What the exercise asks — Pull out every line below that holds the word "JSON".

** Start of Provided information **

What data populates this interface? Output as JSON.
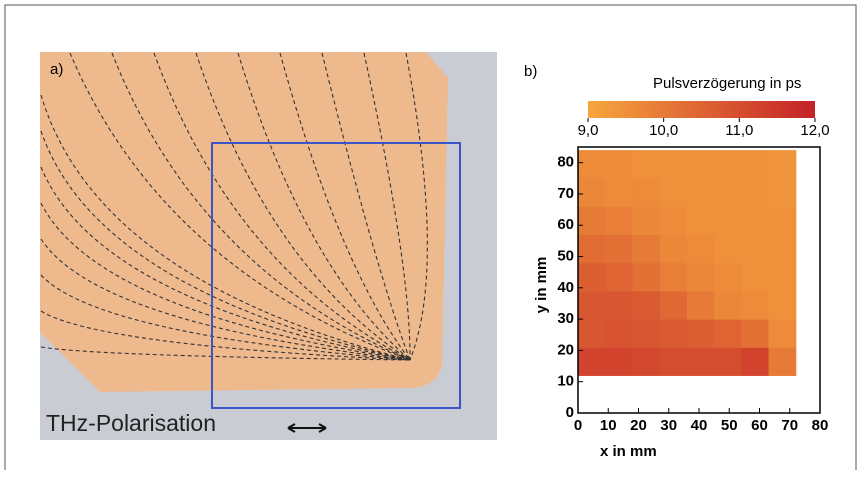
{
  "panel_a": {
    "label": "a)",
    "caption": "THz-Polarisation"
  },
  "chart_data": {
    "type": "heatmap",
    "panel_label": "b)",
    "xlabel": "x in mm",
    "ylabel": "y in mm",
    "x_edges": [
      0,
      9,
      18,
      27,
      36,
      45,
      54,
      63,
      72
    ],
    "y_edges": [
      12,
      21,
      30,
      39,
      48,
      57,
      66,
      75,
      84
    ],
    "values": [
      [
        11.2,
        11.2,
        11.1,
        11.0,
        11.0,
        11.0,
        11.2,
        10.0
      ],
      [
        10.8,
        10.9,
        10.8,
        10.7,
        10.6,
        10.5,
        10.2,
        9.6
      ],
      [
        10.8,
        10.8,
        10.7,
        10.4,
        10.0,
        9.7,
        9.6,
        9.5
      ],
      [
        10.6,
        10.5,
        10.2,
        9.9,
        9.7,
        9.6,
        9.5,
        9.5
      ],
      [
        10.3,
        10.2,
        10.0,
        9.7,
        9.6,
        9.5,
        9.5,
        9.5
      ],
      [
        10.0,
        9.9,
        9.7,
        9.6,
        9.5,
        9.5,
        9.5,
        9.5
      ],
      [
        9.7,
        9.6,
        9.6,
        9.5,
        9.5,
        9.5,
        9.5,
        9.4
      ],
      [
        9.6,
        9.6,
        9.5,
        9.5,
        9.5,
        9.5,
        9.5,
        9.4
      ]
    ],
    "xlim": [
      0,
      80
    ],
    "ylim": [
      0,
      85
    ],
    "xticks": [
      0,
      10,
      20,
      30,
      40,
      50,
      60,
      70,
      80
    ],
    "yticks": [
      0,
      10,
      20,
      30,
      40,
      50,
      60,
      70,
      80
    ],
    "colorbar": {
      "title": "Pulsverzögerung in ps",
      "lim": [
        9,
        12
      ],
      "ticks": [
        {
          "value": 9,
          "label": "9,0"
        },
        {
          "value": 10,
          "label": "10,0"
        },
        {
          "value": 11,
          "label": "11,0"
        },
        {
          "value": 12,
          "label": "12,0"
        }
      ],
      "colors": [
        "#f7a63e",
        "#c42128"
      ]
    }
  }
}
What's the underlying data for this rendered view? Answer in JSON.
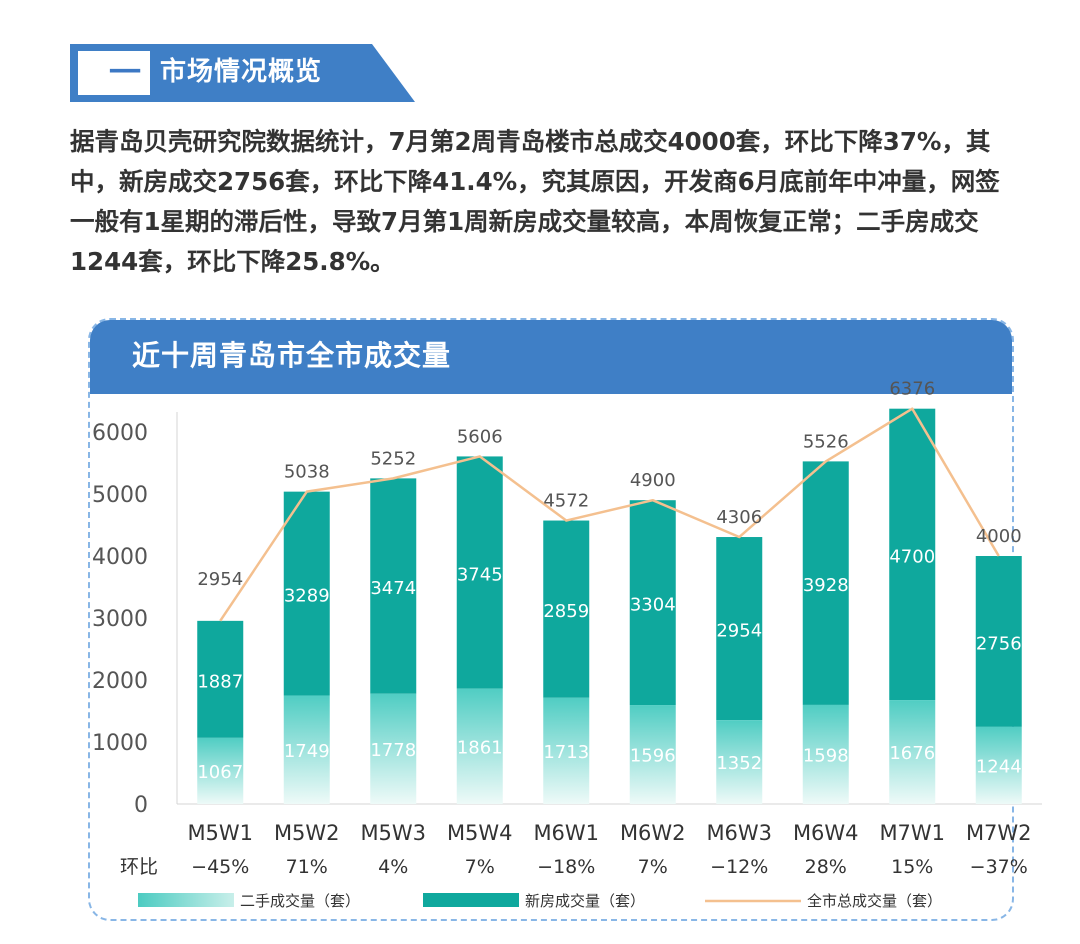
{
  "section": {
    "number": "一",
    "title": "市场情况概览"
  },
  "intro": "据青岛贝壳研究院数据统计，7月第2周青岛楼市总成交4000套，环比下降37%，其中，新房成交2756套，环比下降41.4%，究其原因，开发商6月底前年中冲量，网签一般有1星期的滞后性，导致7月第1周新房成交量较高，本周恢复正常；二手房成交1244套，环比下降25.8%。",
  "panel": {
    "title": "近十周青岛市全市成交量"
  },
  "colors": {
    "new_house": "#0fa89d",
    "second_hand": "#56d1c8",
    "total_line": "#f4c08f",
    "header": "#3f7fc6"
  },
  "chart_data": {
    "type": "bar",
    "stacked": true,
    "title": "近十周青岛市全市成交量",
    "categories": [
      "M5W1",
      "M5W2",
      "M5W3",
      "M5W4",
      "M6W1",
      "M6W2",
      "M6W3",
      "M6W4",
      "M7W1",
      "M7W2"
    ],
    "series": [
      {
        "name": "二手成交量（套）",
        "values": [
          1067,
          1749,
          1778,
          1861,
          1713,
          1596,
          1352,
          1598,
          1676,
          1244
        ]
      },
      {
        "name": "新房成交量（套）",
        "values": [
          1887,
          3289,
          3474,
          3745,
          2859,
          3304,
          2954,
          3928,
          4700,
          2756
        ]
      },
      {
        "name": "全市总成交量（套）",
        "type": "line",
        "values": [
          2954,
          5038,
          5252,
          5606,
          4572,
          4900,
          4306,
          5526,
          6376,
          4000
        ]
      }
    ],
    "ylim": [
      0,
      6000
    ],
    "yticks": [
      0,
      1000,
      2000,
      3000,
      4000,
      5000,
      6000
    ],
    "ratio_label": "环比",
    "ratio": [
      "−45%",
      "71%",
      "4%",
      "7%",
      "−18%",
      "7%",
      "−12%",
      "28%",
      "15%",
      "−37%"
    ],
    "legend": [
      "二手成交量（套）",
      "新房成交量（套）",
      "全市总成交量（套）"
    ],
    "legend_position": "bottom"
  }
}
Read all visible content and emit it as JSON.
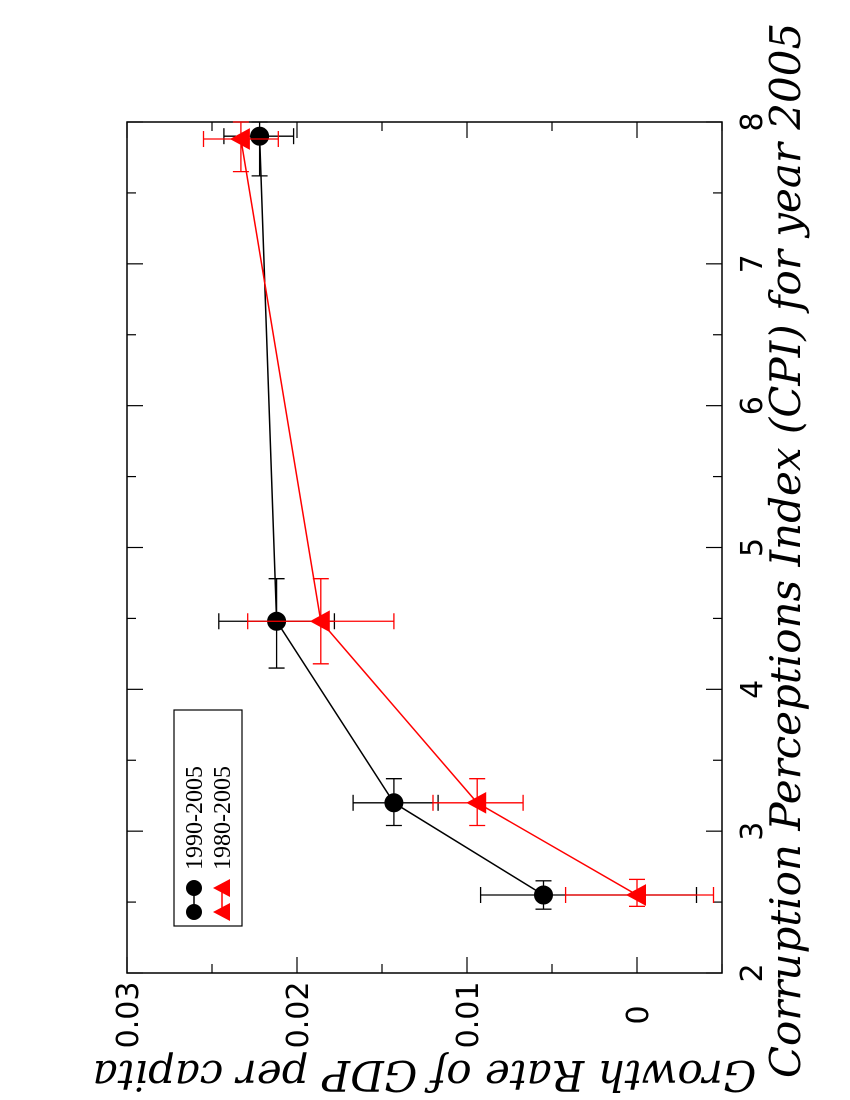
{
  "chart_data": {
    "type": "scatter",
    "title": "",
    "xlabel": "Corruption Perceptions Index (CPI) for year 2005",
    "ylabel": "Growth Rate of GDP per capita",
    "xlim": [
      2,
      8
    ],
    "ylim": [
      -0.005,
      0.03
    ],
    "x_ticks": [
      "2",
      "3",
      "4",
      "5",
      "6",
      "7",
      "8"
    ],
    "y_ticks": [
      "0",
      "0.01",
      "0.02",
      "0.03"
    ],
    "legend_position": "bottom-left",
    "series": [
      {
        "name": "1990-2005",
        "color": "#000000",
        "marker": "circle",
        "x": [
          2.55,
          3.2,
          4.48,
          7.9
        ],
        "y": [
          0.0055,
          0.0143,
          0.0212,
          0.0222
        ],
        "x_err_low": [
          2.45,
          3.04,
          4.15,
          7.62
        ],
        "x_err_high": [
          2.65,
          3.37,
          4.78,
          8.0
        ],
        "y_err_low": [
          -0.0035,
          0.0117,
          0.0178,
          0.0202
        ],
        "y_err_high": [
          0.0092,
          0.0167,
          0.0246,
          0.0243
        ]
      },
      {
        "name": "1980-2005",
        "color": "#ff0000",
        "marker": "triangle",
        "x": [
          2.55,
          3.2,
          4.48,
          7.88
        ],
        "y": [
          0.0,
          0.0094,
          0.0186,
          0.0233
        ],
        "x_err_low": [
          2.47,
          3.04,
          4.18,
          7.65
        ],
        "x_err_high": [
          2.66,
          3.37,
          4.78,
          8.0
        ],
        "y_err_low": [
          -0.0045,
          0.0067,
          0.0143,
          0.0211
        ],
        "y_err_high": [
          0.0042,
          0.012,
          0.0229,
          0.0255
        ]
      }
    ]
  }
}
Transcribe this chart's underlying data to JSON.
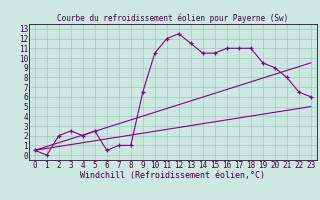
{
  "title": "Courbe du refroidissement éolien pour Payerne (Sw)",
  "xlabel": "Windchill (Refroidissement éolien,°C)",
  "xlim": [
    -0.5,
    23.5
  ],
  "ylim": [
    -0.5,
    13.5
  ],
  "xticks": [
    0,
    1,
    2,
    3,
    4,
    5,
    6,
    7,
    8,
    9,
    10,
    11,
    12,
    13,
    14,
    15,
    16,
    17,
    18,
    19,
    20,
    21,
    22,
    23
  ],
  "yticks": [
    0,
    1,
    2,
    3,
    4,
    5,
    6,
    7,
    8,
    9,
    10,
    11,
    12,
    13
  ],
  "bg_color": "#cce8e0",
  "line_color": "#880088",
  "grid_color": "#99ccbb",
  "line1_x": [
    0,
    1,
    2,
    3,
    4,
    5,
    6,
    7,
    8,
    9,
    10,
    11,
    12,
    13,
    14,
    15,
    16,
    17,
    18,
    19,
    20,
    21,
    22,
    23
  ],
  "line1_y": [
    0.5,
    0,
    2,
    2.5,
    2,
    2.5,
    0.5,
    1.0,
    1.0,
    6.5,
    10.5,
    12.0,
    12.5,
    11.5,
    10.5,
    10.5,
    11.0,
    11.0,
    11.0,
    9.5,
    9.0,
    8.0,
    6.5,
    6.0
  ],
  "line2_x": [
    0,
    23
  ],
  "line2_y": [
    0.5,
    5.0
  ],
  "line3_x": [
    0,
    23
  ],
  "line3_y": [
    0.5,
    9.5
  ],
  "tick_fontsize": 5.5,
  "label_fontsize": 6.0,
  "title_fontsize": 5.5
}
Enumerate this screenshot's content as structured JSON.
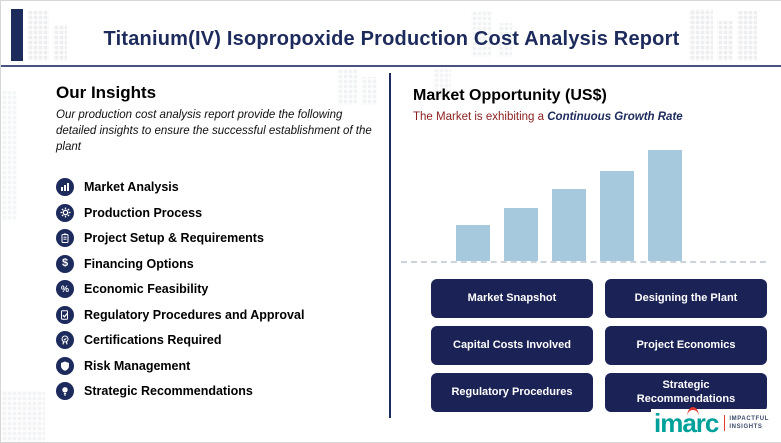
{
  "header": {
    "title": "Titanium(IV) Isopropoxide Production Cost Analysis Report"
  },
  "insights": {
    "heading": "Our Insights",
    "description": "Our production cost analysis report provide the following detailed insights to ensure the successful establishment of the plant",
    "items": [
      {
        "label": "Market Analysis",
        "icon": "market-analysis-icon"
      },
      {
        "label": "Production Process",
        "icon": "production-process-icon"
      },
      {
        "label": "Project Setup & Requirements",
        "icon": "project-setup-icon"
      },
      {
        "label": "Financing Options",
        "icon": "financing-icon"
      },
      {
        "label": "Economic Feasibility",
        "icon": "economic-feasibility-icon"
      },
      {
        "label": "Regulatory Procedures and Approval",
        "icon": "regulatory-icon"
      },
      {
        "label": "Certifications Required",
        "icon": "certifications-icon"
      },
      {
        "label": "Risk Management",
        "icon": "risk-management-icon"
      },
      {
        "label": "Strategic Recommendations",
        "icon": "strategic-icon"
      }
    ]
  },
  "market": {
    "heading": "Market Opportunity (US$)",
    "subtitle_prefix": "The Market is exhibiting a ",
    "subtitle_highlight": "Continuous Growth Rate"
  },
  "chart_data": {
    "type": "bar",
    "title": "Market Opportunity (US$)",
    "categories": [
      "",
      "",
      "",
      "",
      ""
    ],
    "values": [
      36,
      53,
      72,
      90,
      111
    ],
    "ylim": [
      0,
      115
    ],
    "xlabel": "",
    "ylabel": "",
    "bar_color": "#a7c9de",
    "baseline_style": "dashed",
    "annotation": "schematic increasing bars, no axis tick labels shown"
  },
  "buttons": [
    "Market Snapshot",
    "Designing the Plant",
    "Capital Costs Involved",
    "Project Economics",
    "Regulatory Procedures",
    "Strategic Recommendations"
  ],
  "logo": {
    "name": "imarc",
    "tagline_line1": "IMPACTFUL",
    "tagline_line2": "INSIGHTS"
  },
  "colors": {
    "navy": "#1d2a5c",
    "button_navy": "#1b2356",
    "bar_blue": "#a7c9de",
    "maroon": "#8a1d1d",
    "logo_teal": "#00a19a",
    "logo_red": "#e23a2e"
  }
}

** End of Provided information **

Complete answer —
What data populates this interface? Output as JSON.
What's the underlying data for this rendered view? Answer in JSON.
Read all visible content and emit it as JSON.
Transcribe this chart's underlying data to JSON.
Enumerate this screenshot's content as structured JSON.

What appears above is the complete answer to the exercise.